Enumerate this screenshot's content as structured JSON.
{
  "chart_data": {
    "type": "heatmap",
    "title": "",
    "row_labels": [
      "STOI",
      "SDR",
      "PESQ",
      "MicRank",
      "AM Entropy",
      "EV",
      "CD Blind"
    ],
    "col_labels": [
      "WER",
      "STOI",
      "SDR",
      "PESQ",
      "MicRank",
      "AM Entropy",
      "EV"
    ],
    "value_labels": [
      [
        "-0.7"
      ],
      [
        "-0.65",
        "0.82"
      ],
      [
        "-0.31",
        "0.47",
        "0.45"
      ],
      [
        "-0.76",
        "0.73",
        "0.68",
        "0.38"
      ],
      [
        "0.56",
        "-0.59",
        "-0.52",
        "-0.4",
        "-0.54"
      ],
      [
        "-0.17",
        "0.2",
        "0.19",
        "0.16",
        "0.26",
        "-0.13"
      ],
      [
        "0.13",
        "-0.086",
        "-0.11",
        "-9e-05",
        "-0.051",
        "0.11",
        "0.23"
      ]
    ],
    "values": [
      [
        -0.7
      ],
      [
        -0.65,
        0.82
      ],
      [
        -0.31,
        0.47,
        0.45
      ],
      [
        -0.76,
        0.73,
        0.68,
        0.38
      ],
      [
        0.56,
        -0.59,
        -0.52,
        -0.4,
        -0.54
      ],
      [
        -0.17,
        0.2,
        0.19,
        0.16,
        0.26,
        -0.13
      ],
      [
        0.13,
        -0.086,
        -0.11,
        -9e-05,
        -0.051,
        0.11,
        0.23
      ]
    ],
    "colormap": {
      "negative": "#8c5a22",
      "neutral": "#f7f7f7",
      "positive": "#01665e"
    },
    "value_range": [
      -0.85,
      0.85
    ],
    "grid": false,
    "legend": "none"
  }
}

...

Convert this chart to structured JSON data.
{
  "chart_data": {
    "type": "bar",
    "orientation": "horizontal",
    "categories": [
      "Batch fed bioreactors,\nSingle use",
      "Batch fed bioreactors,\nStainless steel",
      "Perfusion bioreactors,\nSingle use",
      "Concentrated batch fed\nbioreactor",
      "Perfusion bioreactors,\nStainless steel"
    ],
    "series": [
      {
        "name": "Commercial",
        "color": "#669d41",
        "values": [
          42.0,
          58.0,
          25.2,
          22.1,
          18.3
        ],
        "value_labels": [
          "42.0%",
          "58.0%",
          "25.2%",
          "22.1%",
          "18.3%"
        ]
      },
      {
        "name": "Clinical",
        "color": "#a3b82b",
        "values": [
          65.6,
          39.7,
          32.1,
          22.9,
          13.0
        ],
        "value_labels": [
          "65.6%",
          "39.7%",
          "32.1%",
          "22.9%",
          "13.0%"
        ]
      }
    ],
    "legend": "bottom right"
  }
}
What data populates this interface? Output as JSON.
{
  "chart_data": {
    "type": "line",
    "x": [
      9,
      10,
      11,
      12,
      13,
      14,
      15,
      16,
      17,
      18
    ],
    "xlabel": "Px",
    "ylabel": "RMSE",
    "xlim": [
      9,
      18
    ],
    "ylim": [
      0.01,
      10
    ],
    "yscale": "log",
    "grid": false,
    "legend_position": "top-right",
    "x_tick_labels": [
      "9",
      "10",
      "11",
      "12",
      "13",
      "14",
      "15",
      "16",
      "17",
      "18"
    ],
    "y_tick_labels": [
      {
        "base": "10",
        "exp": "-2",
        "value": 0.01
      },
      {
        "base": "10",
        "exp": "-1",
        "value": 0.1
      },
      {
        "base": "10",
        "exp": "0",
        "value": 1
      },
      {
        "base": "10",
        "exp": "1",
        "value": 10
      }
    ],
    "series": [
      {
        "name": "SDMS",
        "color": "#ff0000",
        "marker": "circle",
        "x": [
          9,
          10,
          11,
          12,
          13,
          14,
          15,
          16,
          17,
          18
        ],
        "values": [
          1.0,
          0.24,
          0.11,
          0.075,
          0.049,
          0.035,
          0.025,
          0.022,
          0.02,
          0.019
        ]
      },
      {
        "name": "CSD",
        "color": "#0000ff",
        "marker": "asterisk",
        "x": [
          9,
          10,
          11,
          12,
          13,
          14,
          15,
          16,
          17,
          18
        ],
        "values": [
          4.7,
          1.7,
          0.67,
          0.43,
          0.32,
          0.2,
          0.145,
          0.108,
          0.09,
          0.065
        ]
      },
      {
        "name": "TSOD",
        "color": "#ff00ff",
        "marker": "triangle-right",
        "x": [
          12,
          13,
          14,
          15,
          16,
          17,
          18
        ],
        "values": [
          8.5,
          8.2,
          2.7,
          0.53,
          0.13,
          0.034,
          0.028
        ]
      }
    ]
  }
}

Work required - Determine the number of lines in the listing that contain the string "nStainless". Write that number and nothing else.

Written solution - 2